__Problem requirements__
Go through the data below and copy it exactly, skipping every picture.

- - - -

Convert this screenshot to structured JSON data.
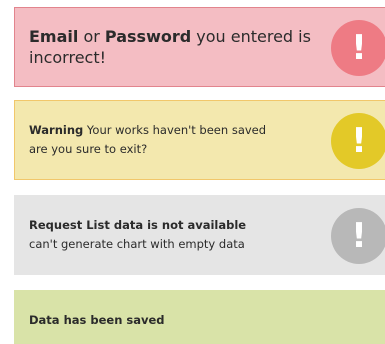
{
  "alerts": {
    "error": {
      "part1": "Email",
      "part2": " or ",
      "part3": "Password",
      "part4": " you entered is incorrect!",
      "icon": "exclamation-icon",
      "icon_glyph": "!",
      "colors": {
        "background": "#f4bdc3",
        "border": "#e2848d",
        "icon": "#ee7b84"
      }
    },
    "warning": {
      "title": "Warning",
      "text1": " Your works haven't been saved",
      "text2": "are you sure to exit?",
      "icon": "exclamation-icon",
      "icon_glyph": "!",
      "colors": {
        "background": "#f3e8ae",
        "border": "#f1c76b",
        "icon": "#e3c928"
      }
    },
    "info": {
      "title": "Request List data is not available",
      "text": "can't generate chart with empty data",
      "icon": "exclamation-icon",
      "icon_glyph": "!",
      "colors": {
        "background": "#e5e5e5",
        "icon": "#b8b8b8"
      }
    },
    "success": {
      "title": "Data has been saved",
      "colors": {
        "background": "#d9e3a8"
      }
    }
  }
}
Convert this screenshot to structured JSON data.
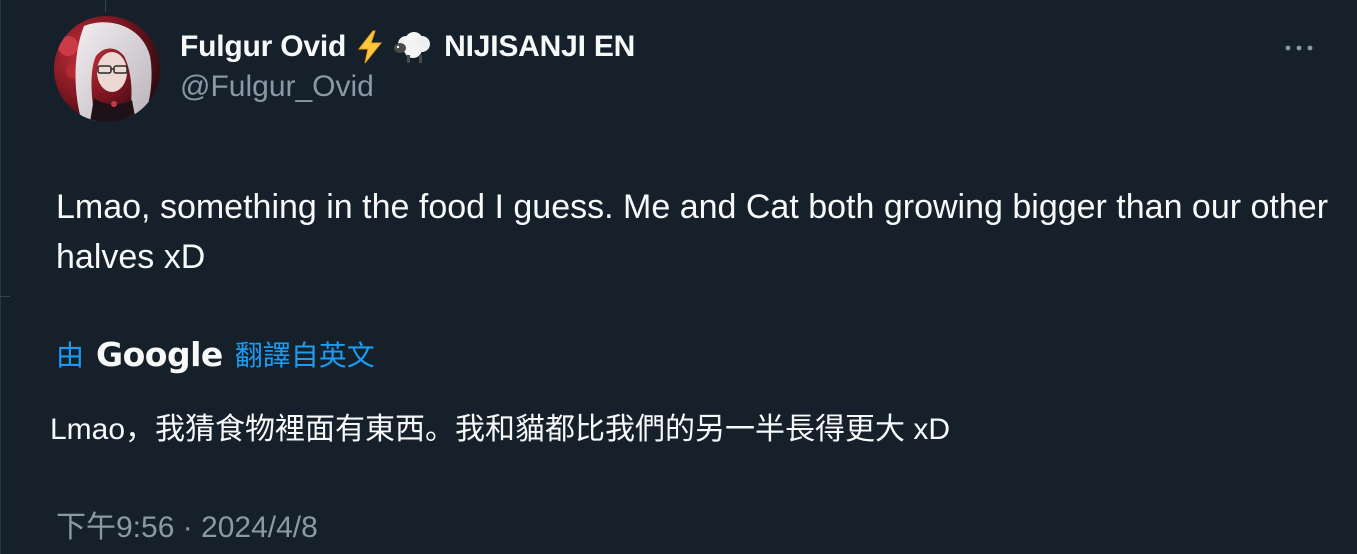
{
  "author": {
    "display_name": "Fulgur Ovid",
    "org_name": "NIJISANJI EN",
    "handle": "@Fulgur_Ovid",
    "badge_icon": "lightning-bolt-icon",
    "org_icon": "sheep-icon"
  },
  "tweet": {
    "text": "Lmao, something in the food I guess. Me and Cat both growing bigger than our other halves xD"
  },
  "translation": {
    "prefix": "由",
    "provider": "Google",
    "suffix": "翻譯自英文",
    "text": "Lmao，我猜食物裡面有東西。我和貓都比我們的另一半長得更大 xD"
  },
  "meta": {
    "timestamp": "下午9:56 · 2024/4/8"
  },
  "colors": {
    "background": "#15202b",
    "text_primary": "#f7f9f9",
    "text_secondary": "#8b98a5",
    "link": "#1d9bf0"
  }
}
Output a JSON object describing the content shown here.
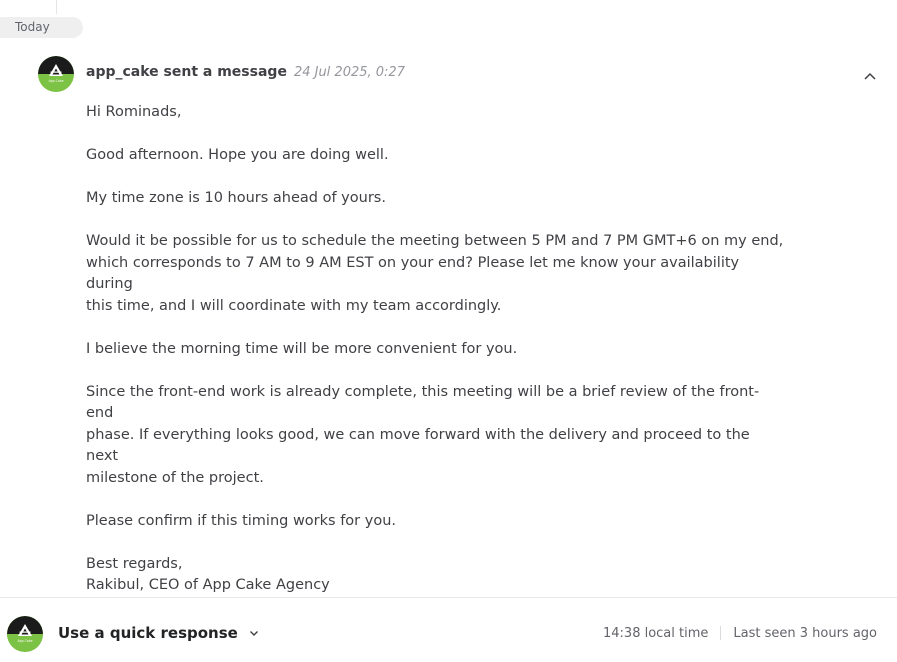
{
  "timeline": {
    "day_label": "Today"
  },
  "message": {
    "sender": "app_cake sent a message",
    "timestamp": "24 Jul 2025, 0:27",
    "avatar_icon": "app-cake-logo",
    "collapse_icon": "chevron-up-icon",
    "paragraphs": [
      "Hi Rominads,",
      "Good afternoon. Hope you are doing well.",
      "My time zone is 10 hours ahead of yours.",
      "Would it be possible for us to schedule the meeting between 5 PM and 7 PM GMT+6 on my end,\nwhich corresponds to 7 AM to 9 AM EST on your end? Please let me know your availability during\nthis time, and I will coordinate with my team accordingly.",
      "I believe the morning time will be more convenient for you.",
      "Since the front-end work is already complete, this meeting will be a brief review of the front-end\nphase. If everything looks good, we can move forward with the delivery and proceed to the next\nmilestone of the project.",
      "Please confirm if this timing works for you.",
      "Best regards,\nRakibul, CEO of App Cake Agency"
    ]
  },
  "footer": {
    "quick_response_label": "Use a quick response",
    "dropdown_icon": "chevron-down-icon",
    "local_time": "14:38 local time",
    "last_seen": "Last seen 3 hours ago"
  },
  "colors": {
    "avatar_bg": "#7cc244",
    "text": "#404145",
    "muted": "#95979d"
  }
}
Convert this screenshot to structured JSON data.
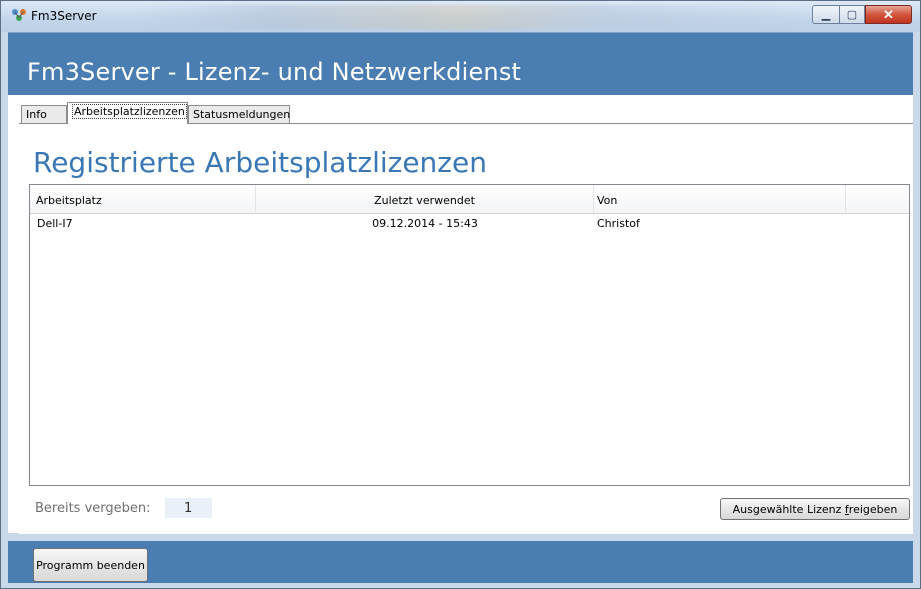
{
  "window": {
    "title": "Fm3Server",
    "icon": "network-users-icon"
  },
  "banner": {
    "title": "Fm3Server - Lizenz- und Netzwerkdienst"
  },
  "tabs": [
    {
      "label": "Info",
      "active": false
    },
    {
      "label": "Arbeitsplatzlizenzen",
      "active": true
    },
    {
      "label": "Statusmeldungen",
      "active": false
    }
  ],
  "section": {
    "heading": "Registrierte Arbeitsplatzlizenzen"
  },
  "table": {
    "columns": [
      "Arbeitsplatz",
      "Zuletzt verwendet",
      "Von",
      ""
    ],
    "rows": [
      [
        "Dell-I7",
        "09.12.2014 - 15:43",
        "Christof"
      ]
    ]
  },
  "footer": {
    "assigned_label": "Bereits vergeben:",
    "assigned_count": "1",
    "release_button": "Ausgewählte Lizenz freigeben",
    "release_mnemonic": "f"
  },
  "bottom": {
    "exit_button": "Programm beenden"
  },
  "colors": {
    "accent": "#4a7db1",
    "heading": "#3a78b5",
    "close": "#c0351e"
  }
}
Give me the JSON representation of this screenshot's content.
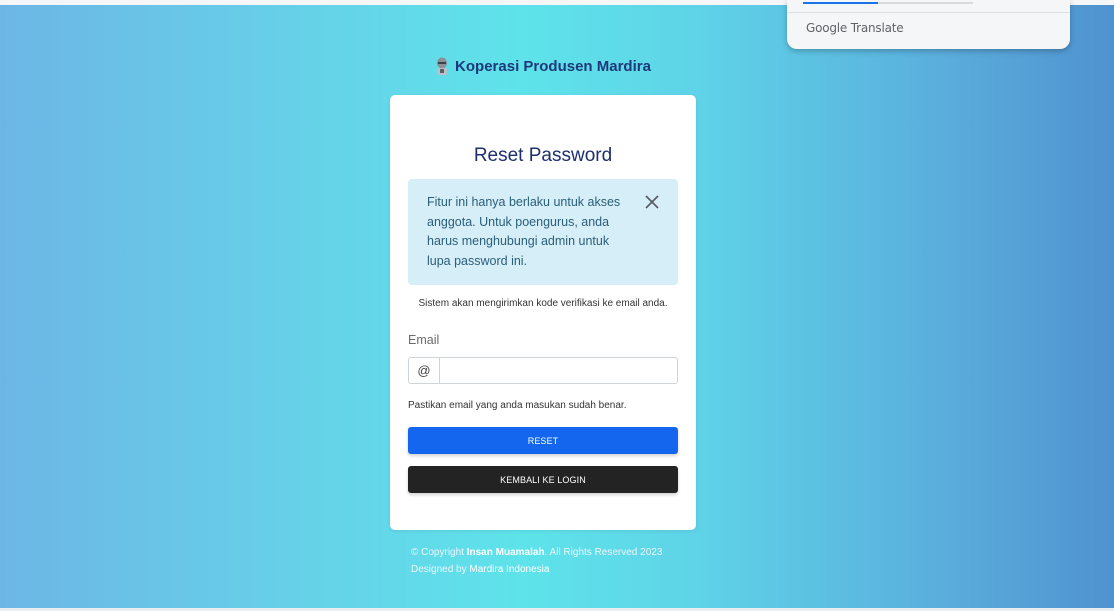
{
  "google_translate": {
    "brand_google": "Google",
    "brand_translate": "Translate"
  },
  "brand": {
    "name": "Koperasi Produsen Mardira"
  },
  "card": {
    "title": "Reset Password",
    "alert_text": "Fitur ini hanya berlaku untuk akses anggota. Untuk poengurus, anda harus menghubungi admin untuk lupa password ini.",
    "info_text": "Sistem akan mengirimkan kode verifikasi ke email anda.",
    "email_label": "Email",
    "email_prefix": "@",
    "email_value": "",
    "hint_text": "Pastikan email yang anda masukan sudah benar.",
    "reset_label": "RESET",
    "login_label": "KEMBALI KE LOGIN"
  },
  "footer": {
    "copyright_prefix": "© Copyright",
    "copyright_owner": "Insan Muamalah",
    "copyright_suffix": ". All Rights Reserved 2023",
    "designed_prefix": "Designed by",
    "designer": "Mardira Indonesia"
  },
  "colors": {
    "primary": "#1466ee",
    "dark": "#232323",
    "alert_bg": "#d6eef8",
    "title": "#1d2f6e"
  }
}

- - - -

__Expected answer__
Convert this screenshot to structured JSON data.
{
  "alerts": {
    "error": {
      "part1": "Email",
      "part2": " or ",
      "part3": "Password",
      "part4": " you entered is incorrect!",
      "icon": "exclamation-icon",
      "icon_glyph": "!",
      "colors": {
        "background": "#f4bdc3",
        "border": "#e2848d",
        "icon": "#ee7b84"
      }
    },
    "warning": {
      "title": "Warning",
      "text1": " Your works haven't been saved",
      "text2": "are you sure to exit?",
      "icon": "exclamation-icon",
      "icon_glyph": "!",
      "colors": {
        "background": "#f3e8ae",
        "border": "#f1c76b",
        "icon": "#e3c928"
      }
    },
    "info": {
      "title": "Request List data is not available",
      "text": "can't generate chart with empty data",
      "icon": "exclamation-icon",
      "icon_glyph": "!",
      "colors": {
        "background": "#e5e5e5",
        "icon": "#b8b8b8"
      }
    },
    "success": {
      "title": "Data has been saved",
      "colors": {
        "background": "#d9e3a8"
      }
    }
  }
}
Convert this screenshot to structured JSON data.
{
  "author": {
    "display_name": "Fulgur Ovid",
    "org_name": "NIJISANJI EN",
    "handle": "@Fulgur_Ovid",
    "badge_icon": "lightning-bolt-icon",
    "org_icon": "sheep-icon"
  },
  "tweet": {
    "text": "Lmao, something in the food I guess. Me and Cat both growing bigger than our other halves xD"
  },
  "translation": {
    "prefix": "由",
    "provider": "Google",
    "suffix": "翻譯自英文",
    "text": "Lmao，我猜食物裡面有東西。我和貓都比我們的另一半長得更大 xD"
  },
  "meta": {
    "timestamp": "下午9:56 · 2024/4/8"
  },
  "colors": {
    "background": "#15202b",
    "text_primary": "#f7f9f9",
    "text_secondary": "#8b98a5",
    "link": "#1d9bf0"
  }
}
Output a JSON object describing the content shown here.
{
  "timeline": {
    "day_label": "Today"
  },
  "message": {
    "sender": "app_cake sent a message",
    "timestamp": "24 Jul 2025, 0:27",
    "avatar_icon": "app-cake-logo",
    "collapse_icon": "chevron-up-icon",
    "paragraphs": [
      "Hi Rominads,",
      "Good afternoon. Hope you are doing well.",
      "My time zone is 10 hours ahead of yours.",
      "Would it be possible for us to schedule the meeting between 5 PM and 7 PM GMT+6 on my end,\nwhich corresponds to 7 AM to 9 AM EST on your end? Please let me know your availability during\nthis time, and I will coordinate with my team accordingly.",
      "I believe the morning time will be more convenient for you.",
      "Since the front-end work is already complete, this meeting will be a brief review of the front-end\nphase. If everything looks good, we can move forward with the delivery and proceed to the next\nmilestone of the project.",
      "Please confirm if this timing works for you.",
      "Best regards,\nRakibul, CEO of App Cake Agency"
    ]
  },
  "footer": {
    "quick_response_label": "Use a quick response",
    "dropdown_icon": "chevron-down-icon",
    "local_time": "14:38 local time",
    "last_seen": "Last seen 3 hours ago"
  },
  "colors": {
    "avatar_bg": "#7cc244",
    "text": "#404145",
    "muted": "#95979d"
  }
}
Convert this screenshot to structured JSON data.
{
  "window": {
    "title": "Fm3Server",
    "icon": "network-users-icon"
  },
  "banner": {
    "title": "Fm3Server - Lizenz- und Netzwerkdienst"
  },
  "tabs": [
    {
      "label": "Info",
      "active": false
    },
    {
      "label": "Arbeitsplatzlizenzen",
      "active": true
    },
    {
      "label": "Statusmeldungen",
      "active": false
    }
  ],
  "section": {
    "heading": "Registrierte Arbeitsplatzlizenzen"
  },
  "table": {
    "columns": [
      "Arbeitsplatz",
      "Zuletzt verwendet",
      "Von",
      ""
    ],
    "rows": [
      [
        "Dell-I7",
        "09.12.2014 - 15:43",
        "Christof"
      ]
    ]
  },
  "footer": {
    "assigned_label": "Bereits vergeben:",
    "assigned_count": "1",
    "release_button": "Ausgewählte Lizenz freigeben",
    "release_mnemonic": "f"
  },
  "bottom": {
    "exit_button": "Programm beenden"
  },
  "colors": {
    "accent": "#4a7db1",
    "heading": "#3a78b5",
    "close": "#c0351e"
  }
}
Give me the JSON representation of this screenshot's content.
{
  "google_translate": {
    "brand_google": "Google",
    "brand_translate": "Translate"
  },
  "brand": {
    "name": "Koperasi Produsen Mardira"
  },
  "card": {
    "title": "Reset Password",
    "alert_text": "Fitur ini hanya berlaku untuk akses anggota. Untuk poengurus, anda harus menghubungi admin untuk lupa password ini.",
    "info_text": "Sistem akan mengirimkan kode verifikasi ke email anda.",
    "email_label": "Email",
    "email_prefix": "@",
    "email_value": "",
    "hint_text": "Pastikan email yang anda masukan sudah benar.",
    "reset_label": "RESET",
    "login_label": "KEMBALI KE LOGIN"
  },
  "footer": {
    "copyright_prefix": "© Copyright",
    "copyright_owner": "Insan Muamalah",
    "copyright_suffix": ". All Rights Reserved 2023",
    "designed_prefix": "Designed by",
    "designer": "Mardira Indonesia"
  },
  "colors": {
    "primary": "#1466ee",
    "dark": "#232323",
    "alert_bg": "#d6eef8",
    "title": "#1d2f6e"
  }
}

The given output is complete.